Your objective:
In your copy, repeat the records exactly and leave out the pictures.

Data for the task:

-- start --

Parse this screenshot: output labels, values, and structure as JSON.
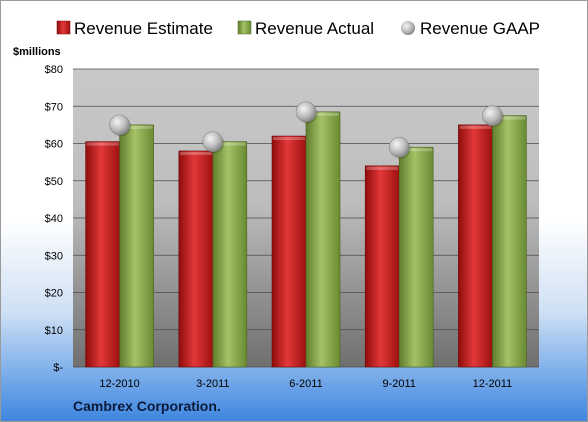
{
  "company": "Cambrex Corporation.",
  "chart_data": {
    "type": "bar",
    "unit_label": "$millions",
    "categories": [
      "12-2010",
      "3-2011",
      "6-2011",
      "9-2011",
      "12-2011"
    ],
    "series": [
      {
        "name": "Revenue Estimate",
        "kind": "bar",
        "color": "#c81e1e",
        "values": [
          60.5,
          58.0,
          62.0,
          54.0,
          65.0
        ]
      },
      {
        "name": "Revenue Actual",
        "kind": "bar",
        "color": "#8aab4c",
        "values": [
          65.0,
          60.5,
          68.5,
          59.0,
          67.5
        ]
      },
      {
        "name": "Revenue GAAP",
        "kind": "marker",
        "color": "#b4b4b4",
        "values": [
          65.0,
          60.5,
          68.5,
          59.0,
          67.5
        ]
      }
    ],
    "ylim": [
      0,
      80
    ],
    "yticks": [
      0,
      10,
      20,
      30,
      40,
      50,
      60,
      70,
      80
    ],
    "ytick_labels": [
      "$-",
      "$10",
      "$20",
      "$30",
      "$40",
      "$50",
      "$60",
      "$70",
      "$80"
    ],
    "grid": true,
    "legend_position": "top"
  }
}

-- end --

Answer to this problem:
Parse this screenshot: output labels, values, and structure as JSON.
{
  "company": "Cambrex Corporation.",
  "chart_data": {
    "type": "bar",
    "unit_label": "$millions",
    "categories": [
      "12-2010",
      "3-2011",
      "6-2011",
      "9-2011",
      "12-2011"
    ],
    "series": [
      {
        "name": "Revenue Estimate",
        "kind": "bar",
        "color": "#c81e1e",
        "values": [
          60.5,
          58.0,
          62.0,
          54.0,
          65.0
        ]
      },
      {
        "name": "Revenue Actual",
        "kind": "bar",
        "color": "#8aab4c",
        "values": [
          65.0,
          60.5,
          68.5,
          59.0,
          67.5
        ]
      },
      {
        "name": "Revenue GAAP",
        "kind": "marker",
        "color": "#b4b4b4",
        "values": [
          65.0,
          60.5,
          68.5,
          59.0,
          67.5
        ]
      }
    ],
    "ylim": [
      0,
      80
    ],
    "yticks": [
      0,
      10,
      20,
      30,
      40,
      50,
      60,
      70,
      80
    ],
    "ytick_labels": [
      "$-",
      "$10",
      "$20",
      "$30",
      "$40",
      "$50",
      "$60",
      "$70",
      "$80"
    ],
    "grid": true,
    "legend_position": "top"
  }
}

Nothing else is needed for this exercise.